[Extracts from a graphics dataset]
────────────────────────────────────────
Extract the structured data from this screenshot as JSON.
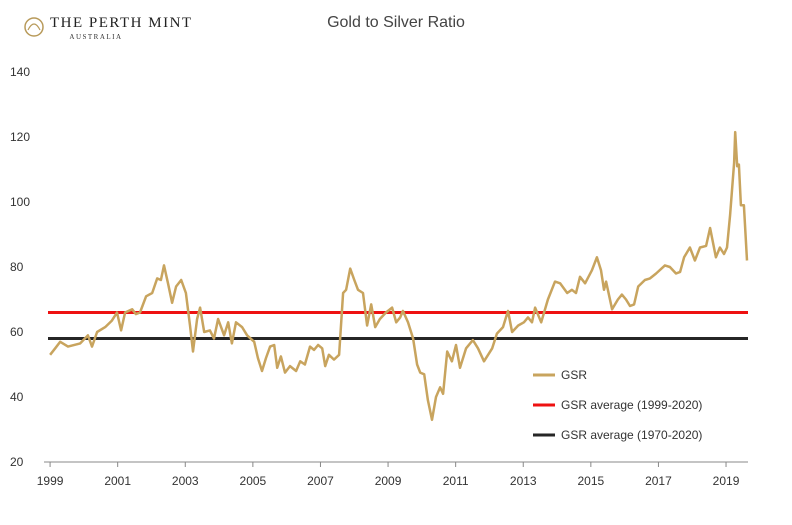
{
  "brand": {
    "name": "THE PERTH MINT",
    "sub": "AUSTRALIA"
  },
  "chart_data": {
    "type": "line",
    "title": "Gold to Silver Ratio",
    "x": [
      1999.0,
      1999.15,
      1999.3,
      1999.53,
      1999.89,
      2000.12,
      2000.24,
      2000.39,
      2000.63,
      2000.83,
      2000.98,
      2001.1,
      2001.22,
      2001.43,
      2001.54,
      2001.66,
      2001.84,
      2002.02,
      2002.17,
      2002.28,
      2002.37,
      2002.49,
      2002.61,
      2002.73,
      2002.88,
      2003.02,
      2003.14,
      2003.23,
      2003.35,
      2003.44,
      2003.56,
      2003.73,
      2003.85,
      2003.97,
      2004.15,
      2004.27,
      2004.38,
      2004.5,
      2004.68,
      2004.83,
      2005.04,
      2005.15,
      2005.27,
      2005.39,
      2005.51,
      2005.63,
      2005.72,
      2005.83,
      2005.95,
      2006.1,
      2006.28,
      2006.4,
      2006.54,
      2006.69,
      2006.81,
      2006.93,
      2007.05,
      2007.14,
      2007.25,
      2007.4,
      2007.55,
      2007.67,
      2007.76,
      2007.88,
      2008.0,
      2008.11,
      2008.26,
      2008.38,
      2008.5,
      2008.62,
      2008.76,
      2008.94,
      2009.12,
      2009.24,
      2009.36,
      2009.44,
      2009.59,
      2009.74,
      2009.86,
      2009.95,
      2010.07,
      2010.18,
      2010.3,
      2010.42,
      2010.54,
      2010.63,
      2010.75,
      2010.89,
      2011.01,
      2011.13,
      2011.31,
      2011.51,
      2011.66,
      2011.84,
      2011.96,
      2012.08,
      2012.22,
      2012.4,
      2012.55,
      2012.67,
      2012.85,
      2013.02,
      2013.14,
      2013.26,
      2013.35,
      2013.53,
      2013.73,
      2013.94,
      2014.09,
      2014.3,
      2014.44,
      2014.56,
      2014.68,
      2014.83,
      2015.03,
      2015.18,
      2015.3,
      2015.39,
      2015.45,
      2015.63,
      2015.8,
      2015.92,
      2016.04,
      2016.16,
      2016.28,
      2016.4,
      2016.6,
      2016.75,
      2016.93,
      2017.19,
      2017.34,
      2017.52,
      2017.64,
      2017.76,
      2017.93,
      2018.08,
      2018.23,
      2018.41,
      2018.53,
      2018.7,
      2018.82,
      2018.94,
      2019.03,
      2019.12,
      2019.24,
      2019.27,
      2019.33,
      2019.38,
      2019.44,
      2019.53,
      2019.62
    ],
    "series": [
      {
        "name": "GSR",
        "color": "#c8a45e",
        "values": [
          53,
          55,
          57,
          55.5,
          56.5,
          59,
          55.5,
          60,
          61.5,
          63.5,
          66,
          60.5,
          66,
          67,
          65.5,
          66,
          71,
          72,
          76.5,
          76,
          80.5,
          75,
          69,
          74,
          76,
          72,
          62,
          54,
          64,
          67.5,
          60,
          60.5,
          58,
          64,
          59,
          63,
          56.5,
          63,
          61.5,
          59,
          57,
          52,
          48,
          52,
          55.5,
          56,
          49,
          52.5,
          47.5,
          49.5,
          48,
          51,
          50,
          55.5,
          54.5,
          56,
          55,
          49.5,
          53,
          51.5,
          53,
          72,
          73,
          79.5,
          76,
          73,
          72,
          62,
          68.5,
          61.5,
          64,
          66,
          67.5,
          63,
          64.5,
          66.5,
          63,
          58,
          50,
          47.5,
          47,
          39,
          33,
          40,
          43,
          41,
          54,
          51,
          56,
          49,
          55,
          57.5,
          55,
          51,
          53,
          55,
          59.5,
          61.5,
          66.5,
          60,
          62,
          63,
          64.5,
          63,
          67.5,
          63,
          70,
          75.5,
          75,
          72,
          73,
          72,
          77,
          75,
          79,
          83,
          79,
          73,
          75.5,
          67,
          70,
          71.5,
          70,
          68,
          68.5,
          74,
          76,
          76.5,
          78,
          80.5,
          80,
          78,
          78.5,
          83,
          86,
          82,
          86,
          86.5,
          92,
          83,
          86,
          84,
          86,
          96,
          112,
          121.5,
          111,
          111.5,
          99,
          99,
          82
        ]
      }
    ],
    "reference_lines": [
      {
        "name": "GSR average (1999-2020)",
        "color": "#ee1111",
        "value": 66
      },
      {
        "name": "GSR average (1970-2020)",
        "color": "#262626",
        "value": 58
      }
    ],
    "xlim": [
      1998.82,
      2019.65
    ],
    "xticks": [
      1999,
      2001,
      2003,
      2005,
      2007,
      2009,
      2011,
      2013,
      2015,
      2017,
      2019
    ],
    "ylim": [
      20,
      140
    ],
    "yticks": [
      20,
      40,
      60,
      80,
      100,
      120,
      140
    ],
    "grid": false,
    "legend": "lower-right"
  }
}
────────────────────────────────────────
Exercise instructions: From the data above, copy each line where the string "color" appears.

Response to this task:
        "color": "#c8a45e",
        "color": "#ee1111",
        "color": "#262626",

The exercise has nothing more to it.